Exercise task>
Retype the listing that follows, word for word.

[Begin]

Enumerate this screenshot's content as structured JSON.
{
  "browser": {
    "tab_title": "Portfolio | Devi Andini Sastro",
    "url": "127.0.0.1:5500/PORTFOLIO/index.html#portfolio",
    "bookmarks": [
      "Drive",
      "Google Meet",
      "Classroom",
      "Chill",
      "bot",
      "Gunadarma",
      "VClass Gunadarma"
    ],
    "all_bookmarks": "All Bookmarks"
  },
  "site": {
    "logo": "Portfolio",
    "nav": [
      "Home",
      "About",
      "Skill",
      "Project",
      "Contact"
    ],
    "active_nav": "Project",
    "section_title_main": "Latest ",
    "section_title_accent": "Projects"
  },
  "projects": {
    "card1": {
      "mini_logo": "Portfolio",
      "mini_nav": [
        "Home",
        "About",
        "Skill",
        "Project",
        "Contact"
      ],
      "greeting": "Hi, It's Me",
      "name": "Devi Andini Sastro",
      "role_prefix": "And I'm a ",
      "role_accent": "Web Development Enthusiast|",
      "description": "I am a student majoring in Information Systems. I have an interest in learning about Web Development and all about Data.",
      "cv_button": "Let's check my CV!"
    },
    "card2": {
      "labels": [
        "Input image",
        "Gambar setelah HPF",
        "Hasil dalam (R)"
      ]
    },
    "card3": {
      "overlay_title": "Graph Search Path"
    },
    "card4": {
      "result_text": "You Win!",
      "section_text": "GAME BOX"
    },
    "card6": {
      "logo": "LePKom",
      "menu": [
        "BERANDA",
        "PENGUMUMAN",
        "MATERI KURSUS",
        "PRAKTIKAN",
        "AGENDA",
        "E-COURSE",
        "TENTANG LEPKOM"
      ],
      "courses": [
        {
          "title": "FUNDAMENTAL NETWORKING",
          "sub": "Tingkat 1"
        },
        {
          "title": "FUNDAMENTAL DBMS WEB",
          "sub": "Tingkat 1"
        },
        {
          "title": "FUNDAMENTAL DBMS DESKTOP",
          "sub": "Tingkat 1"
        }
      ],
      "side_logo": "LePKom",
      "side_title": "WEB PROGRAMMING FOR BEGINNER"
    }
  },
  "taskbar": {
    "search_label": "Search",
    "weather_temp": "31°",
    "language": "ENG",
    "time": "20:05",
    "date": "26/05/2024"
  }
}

[End]

Answer for the task>
Enumerate this screenshot's content as structured JSON.
{
  "browser": {
    "tab_title": "Portfolio | Devi Andini Sastro",
    "url": "127.0.0.1:5500/PORTFOLIO/index.html#portfolio",
    "bookmarks": [
      "Drive",
      "Google Meet",
      "Classroom",
      "Chill",
      "bot",
      "Gunadarma",
      "VClass Gunadarma"
    ],
    "all_bookmarks": "All Bookmarks"
  },
  "site": {
    "logo": "Portfolio",
    "nav": [
      "Home",
      "About",
      "Skill",
      "Project",
      "Contact"
    ],
    "active_nav": "Project",
    "section_title_main": "Latest ",
    "section_title_accent": "Projects"
  },
  "projects": {
    "card1": {
      "mini_logo": "Portfolio",
      "mini_nav": [
        "Home",
        "About",
        "Skill",
        "Project",
        "Contact"
      ],
      "greeting": "Hi, It's Me",
      "name": "Devi Andini Sastro",
      "role_prefix": "And I'm a ",
      "role_accent": "Web Development Enthusiast|",
      "description": "I am a student majoring in Information Systems. I have an interest in learning about Web Development and all about Data.",
      "cv_button": "Let's check my CV!"
    },
    "card2": {
      "labels": [
        "Input image",
        "Gambar setelah HPF",
        "Hasil dalam (R)"
      ]
    },
    "card3": {
      "overlay_title": "Graph Search Path"
    },
    "card4": {
      "result_text": "You Win!",
      "section_text": "GAME BOX"
    },
    "card6": {
      "logo": "LePKom",
      "menu": [
        "BERANDA",
        "PENGUMUMAN",
        "MATERI KURSUS",
        "PRAKTIKAN",
        "AGENDA",
        "E-COURSE",
        "TENTANG LEPKOM"
      ],
      "courses": [
        {
          "title": "FUNDAMENTAL NETWORKING",
          "sub": "Tingkat 1"
        },
        {
          "title": "FUNDAMENTAL DBMS WEB",
          "sub": "Tingkat 1"
        },
        {
          "title": "FUNDAMENTAL DBMS DESKTOP",
          "sub": "Tingkat 1"
        }
      ],
      "side_logo": "LePKom",
      "side_title": "WEB PROGRAMMING FOR BEGINNER"
    }
  },
  "taskbar": {
    "search_label": "Search",
    "weather_temp": "31°",
    "language": "ENG",
    "time": "20:05",
    "date": "26/05/2024"
  }
}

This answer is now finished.